O professor de teologia da Pontifícia Universidade Católica de São Paulo (PUC-SP), Fernando Altemeyer Júnior, escreveu recentemente sobre amuletos e proteção. “Deus não escolhe uns e mata outros de forma sádica ou como algo inevitável da roda cíclica da morte”, disse.
Em um trecho do texto, o professor destaca que “essa maneira de ver a religião como amuleto da sorte, ou posse de objetos sagrados que me salvassem do mal que todos estamos submetidos é tremendamente defeituosa e caricata. Falsifica Deus e o faz ser um agente do mal”.
Ainda segundo o texto, o teólogo afirma que a oração não é vacina nem é antídoto. “Se fosse assim a dezena de padres mortos em Bolonha estaria viva! Fé é a força da esperança de quem crê e confia sem resultados aparentes. Pessoas de fé também morrem e às vezes mais que os incrédulos. Fé não salva uns e mata outros, protegendo uns e discriminando outros. Se fosse assim estaríamos dizendo que Deus detesta Itália e ama o Brasil”.
O professor Altemeyer destaca no texto que “Deus nos ama por igual, todos e cada um, crente ou ateu, mesmo se não rezássemos nem um pai-nosso. Deus que é Pai perdoa antes que abramos a nossa boca. Atenção para esse tipo de religião mágica de barganha e privilégios”.
Leia a aqui entrevista completa:
Em uma rápida busca pela internet é possível ver que as pessoas têm escrito e compartilhado “explicações” sobre os desígnios de Deus a respeito da pandemia do coronavírus. Diante disso, o portal da Conferência Nacional dos Bispos do Brasil (CNBB) conversou com o bispo de Santo André e presidente da Comissão Episcopal para a Doutrina da Fé da CNBB, dom Pedro Carlos Cipollini, que destacou que esta visão de que Deus castiga e pune não está de acordo com a revelação que Jesus nos fez do Pai que não quer a morte do pecador, mas que ele se converta de vida.
Deus quem manda o vírus para converter o povo?
Não é Deus que manda. Esta visão de que Deus castiga e pune não é de acordo com a revelação que Jesus nos fez do Pai que não quer a morte do pecador, mas que ele se converta e viva. Jesus disse ainda: quero misericórdia e não sacrifício.

-.-.-

## Exercícios
A. Copie do texto de origem o trecho que vai de "Leia a aqui" até "e não sacrifício.", inclusive.
B. Responda com base no texto de origem:
(i) Em que universidade Fernando Altemeyer Júnior é professor de teologia?
(ii) Segundo o teólogo, quantos padres morreram em Bolonha?
(iii) De que cidade dom Pedro Carlos Cipollini é bispo?
O material não tem relação com o texto de origem.

## Entradas tiradas de uma coleção
-.-.-

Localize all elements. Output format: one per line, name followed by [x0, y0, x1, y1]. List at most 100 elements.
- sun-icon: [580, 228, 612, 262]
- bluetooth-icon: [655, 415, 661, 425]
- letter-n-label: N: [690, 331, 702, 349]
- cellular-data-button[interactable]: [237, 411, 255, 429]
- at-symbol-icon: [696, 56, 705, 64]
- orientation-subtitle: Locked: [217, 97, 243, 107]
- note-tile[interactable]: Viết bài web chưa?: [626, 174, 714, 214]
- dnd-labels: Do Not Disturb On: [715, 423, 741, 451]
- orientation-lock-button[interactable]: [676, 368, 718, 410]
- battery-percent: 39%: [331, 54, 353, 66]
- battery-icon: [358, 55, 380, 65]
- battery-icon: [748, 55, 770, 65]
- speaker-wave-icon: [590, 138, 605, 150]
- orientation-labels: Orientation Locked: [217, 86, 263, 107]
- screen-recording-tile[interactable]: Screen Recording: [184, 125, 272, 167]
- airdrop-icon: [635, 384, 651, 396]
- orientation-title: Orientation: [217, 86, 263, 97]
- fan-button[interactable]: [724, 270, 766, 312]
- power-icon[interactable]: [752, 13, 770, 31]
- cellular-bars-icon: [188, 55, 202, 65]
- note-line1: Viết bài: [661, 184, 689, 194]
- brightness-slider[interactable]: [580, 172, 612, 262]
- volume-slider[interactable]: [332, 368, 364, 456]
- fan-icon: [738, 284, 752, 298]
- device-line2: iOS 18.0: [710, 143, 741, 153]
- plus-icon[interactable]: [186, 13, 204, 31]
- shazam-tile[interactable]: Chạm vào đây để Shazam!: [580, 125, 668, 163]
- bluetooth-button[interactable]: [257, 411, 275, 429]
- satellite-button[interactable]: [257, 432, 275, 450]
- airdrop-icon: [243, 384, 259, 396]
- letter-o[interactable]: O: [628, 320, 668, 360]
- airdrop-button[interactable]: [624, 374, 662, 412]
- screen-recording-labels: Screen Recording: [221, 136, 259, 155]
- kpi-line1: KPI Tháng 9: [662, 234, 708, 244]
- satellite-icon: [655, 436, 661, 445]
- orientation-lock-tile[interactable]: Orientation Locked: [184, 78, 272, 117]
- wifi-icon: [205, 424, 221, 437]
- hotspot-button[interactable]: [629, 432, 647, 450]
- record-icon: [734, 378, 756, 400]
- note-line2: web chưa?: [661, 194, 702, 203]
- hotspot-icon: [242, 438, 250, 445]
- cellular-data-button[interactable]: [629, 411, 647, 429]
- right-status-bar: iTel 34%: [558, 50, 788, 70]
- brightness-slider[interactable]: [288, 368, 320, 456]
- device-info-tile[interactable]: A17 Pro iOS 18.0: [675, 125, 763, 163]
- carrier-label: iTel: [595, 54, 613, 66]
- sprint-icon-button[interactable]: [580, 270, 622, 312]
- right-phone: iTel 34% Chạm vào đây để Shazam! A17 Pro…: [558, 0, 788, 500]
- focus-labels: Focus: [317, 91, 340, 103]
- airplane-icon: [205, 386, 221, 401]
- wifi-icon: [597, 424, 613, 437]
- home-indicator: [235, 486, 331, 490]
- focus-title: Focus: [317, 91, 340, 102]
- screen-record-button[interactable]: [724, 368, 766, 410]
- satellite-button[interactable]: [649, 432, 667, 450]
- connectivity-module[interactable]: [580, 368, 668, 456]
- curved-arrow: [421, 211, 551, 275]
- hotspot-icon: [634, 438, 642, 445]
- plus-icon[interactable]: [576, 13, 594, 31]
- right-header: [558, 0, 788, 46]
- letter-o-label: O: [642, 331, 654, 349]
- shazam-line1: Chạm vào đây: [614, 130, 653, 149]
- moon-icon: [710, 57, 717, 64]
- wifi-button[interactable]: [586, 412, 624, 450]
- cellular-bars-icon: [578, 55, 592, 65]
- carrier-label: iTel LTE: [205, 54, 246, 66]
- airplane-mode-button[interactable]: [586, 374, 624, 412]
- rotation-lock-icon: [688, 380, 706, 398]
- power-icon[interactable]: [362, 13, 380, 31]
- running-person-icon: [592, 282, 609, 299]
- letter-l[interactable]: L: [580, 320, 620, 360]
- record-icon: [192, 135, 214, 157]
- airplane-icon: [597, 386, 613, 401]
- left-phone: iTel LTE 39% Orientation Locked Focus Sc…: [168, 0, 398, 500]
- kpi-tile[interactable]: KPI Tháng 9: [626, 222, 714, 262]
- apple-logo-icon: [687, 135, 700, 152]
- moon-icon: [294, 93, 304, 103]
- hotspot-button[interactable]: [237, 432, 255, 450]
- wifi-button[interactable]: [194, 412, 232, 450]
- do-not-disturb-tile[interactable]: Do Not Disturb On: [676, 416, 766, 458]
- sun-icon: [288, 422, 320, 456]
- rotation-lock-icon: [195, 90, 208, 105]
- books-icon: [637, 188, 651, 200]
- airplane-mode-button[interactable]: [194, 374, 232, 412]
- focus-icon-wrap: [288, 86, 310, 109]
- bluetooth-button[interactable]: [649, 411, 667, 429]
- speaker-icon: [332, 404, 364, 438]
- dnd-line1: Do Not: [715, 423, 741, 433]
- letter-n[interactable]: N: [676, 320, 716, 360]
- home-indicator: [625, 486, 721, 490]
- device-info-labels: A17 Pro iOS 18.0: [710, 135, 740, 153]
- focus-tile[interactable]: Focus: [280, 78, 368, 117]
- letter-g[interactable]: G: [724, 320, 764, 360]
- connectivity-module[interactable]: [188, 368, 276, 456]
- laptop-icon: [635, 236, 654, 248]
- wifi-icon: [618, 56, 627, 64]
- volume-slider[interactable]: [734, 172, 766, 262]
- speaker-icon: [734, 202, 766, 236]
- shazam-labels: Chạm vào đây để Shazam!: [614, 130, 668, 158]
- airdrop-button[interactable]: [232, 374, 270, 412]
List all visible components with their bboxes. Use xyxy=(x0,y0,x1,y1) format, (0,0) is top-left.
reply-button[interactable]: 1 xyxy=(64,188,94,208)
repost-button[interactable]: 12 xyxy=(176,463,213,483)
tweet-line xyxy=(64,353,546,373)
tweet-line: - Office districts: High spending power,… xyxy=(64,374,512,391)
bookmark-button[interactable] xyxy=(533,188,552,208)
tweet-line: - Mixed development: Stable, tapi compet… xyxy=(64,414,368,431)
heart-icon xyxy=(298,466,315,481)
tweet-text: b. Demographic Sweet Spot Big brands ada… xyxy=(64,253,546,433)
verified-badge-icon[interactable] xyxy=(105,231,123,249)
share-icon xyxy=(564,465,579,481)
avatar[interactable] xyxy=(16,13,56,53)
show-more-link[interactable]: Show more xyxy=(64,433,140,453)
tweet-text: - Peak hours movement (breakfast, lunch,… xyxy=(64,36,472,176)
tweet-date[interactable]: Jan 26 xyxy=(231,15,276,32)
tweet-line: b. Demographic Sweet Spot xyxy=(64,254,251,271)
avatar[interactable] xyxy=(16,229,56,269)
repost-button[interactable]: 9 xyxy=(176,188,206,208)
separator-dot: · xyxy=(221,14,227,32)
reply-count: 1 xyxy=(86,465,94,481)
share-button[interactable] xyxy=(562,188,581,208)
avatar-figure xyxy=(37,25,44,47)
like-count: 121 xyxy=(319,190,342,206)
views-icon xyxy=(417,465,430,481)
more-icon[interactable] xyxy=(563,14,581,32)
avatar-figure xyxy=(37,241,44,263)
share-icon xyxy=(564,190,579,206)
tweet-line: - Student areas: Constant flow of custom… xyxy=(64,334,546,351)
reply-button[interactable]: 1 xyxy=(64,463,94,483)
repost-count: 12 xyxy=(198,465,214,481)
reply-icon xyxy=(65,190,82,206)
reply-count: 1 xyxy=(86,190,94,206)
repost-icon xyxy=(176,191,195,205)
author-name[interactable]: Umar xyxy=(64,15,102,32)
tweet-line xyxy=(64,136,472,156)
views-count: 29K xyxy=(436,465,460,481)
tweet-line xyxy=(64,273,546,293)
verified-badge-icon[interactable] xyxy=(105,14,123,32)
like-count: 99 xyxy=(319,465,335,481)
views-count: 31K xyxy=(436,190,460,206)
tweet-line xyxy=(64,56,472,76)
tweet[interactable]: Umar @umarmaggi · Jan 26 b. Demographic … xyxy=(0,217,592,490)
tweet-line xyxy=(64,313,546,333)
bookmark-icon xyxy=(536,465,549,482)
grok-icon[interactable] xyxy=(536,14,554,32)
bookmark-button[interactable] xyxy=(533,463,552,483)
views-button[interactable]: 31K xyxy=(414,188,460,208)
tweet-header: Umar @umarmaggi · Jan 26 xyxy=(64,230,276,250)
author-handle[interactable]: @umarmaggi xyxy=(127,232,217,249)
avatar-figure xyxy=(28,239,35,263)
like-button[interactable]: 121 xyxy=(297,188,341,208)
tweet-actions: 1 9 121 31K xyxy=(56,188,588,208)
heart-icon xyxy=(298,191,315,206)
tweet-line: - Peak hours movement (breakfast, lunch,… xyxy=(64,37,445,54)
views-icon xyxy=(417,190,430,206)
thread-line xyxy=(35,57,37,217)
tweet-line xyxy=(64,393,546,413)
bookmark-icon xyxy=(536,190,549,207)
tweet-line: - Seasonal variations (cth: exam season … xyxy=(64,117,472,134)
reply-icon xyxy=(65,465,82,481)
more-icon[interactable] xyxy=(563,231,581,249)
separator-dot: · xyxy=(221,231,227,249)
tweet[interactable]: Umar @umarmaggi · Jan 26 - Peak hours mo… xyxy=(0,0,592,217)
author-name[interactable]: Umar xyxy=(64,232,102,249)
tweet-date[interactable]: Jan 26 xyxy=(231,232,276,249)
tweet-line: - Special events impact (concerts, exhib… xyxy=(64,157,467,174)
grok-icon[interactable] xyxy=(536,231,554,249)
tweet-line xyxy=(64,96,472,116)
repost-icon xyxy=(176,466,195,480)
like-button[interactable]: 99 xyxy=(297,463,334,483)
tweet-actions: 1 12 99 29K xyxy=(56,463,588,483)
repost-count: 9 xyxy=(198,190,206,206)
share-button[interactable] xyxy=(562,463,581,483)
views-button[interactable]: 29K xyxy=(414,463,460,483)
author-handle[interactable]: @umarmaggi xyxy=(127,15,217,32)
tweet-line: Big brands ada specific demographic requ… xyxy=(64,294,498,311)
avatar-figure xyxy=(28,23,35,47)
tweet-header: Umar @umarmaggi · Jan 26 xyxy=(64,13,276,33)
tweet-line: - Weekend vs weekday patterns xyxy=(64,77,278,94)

-.-.-

## Respostas
A.
Leia a aqui entrevista completa:
Em uma rápida busca pela internet é possível ver que as pessoas têm escrito e compartilhado “explicações” sobre os desígnios de Deus a respeito da pandemia do coronavírus. Diante disso, o portal da Conferência Nacional dos Bispos do Brasil (CNBB) conversou com o bispo de Santo André e presidente da Comissão Episcopal para a Doutrina da Fé da CNBB, dom Pedro Carlos Cipollini, que destacou que esta visão de que Deus castiga e pune não está de acordo com a revelação que Jesus nos fez do Pai que não quer a morte do pecador, mas que ele se converta de vida.
Deus quem manda o vírus para converter o povo?
Não é Deus que manda. Esta visão de que Deus castiga e pune não é de acordo com a revelação que Jesus nos fez do Pai que não quer a morte do pecador, mas que ele se converta e viva. Jesus disse ainda: quero misericórdia e não sacrifício.

B.
(i) Na Pontifícia Universidade Católica de São Paulo (PUC-SP).
(ii) Uma dezena.
(iii) De Santo André.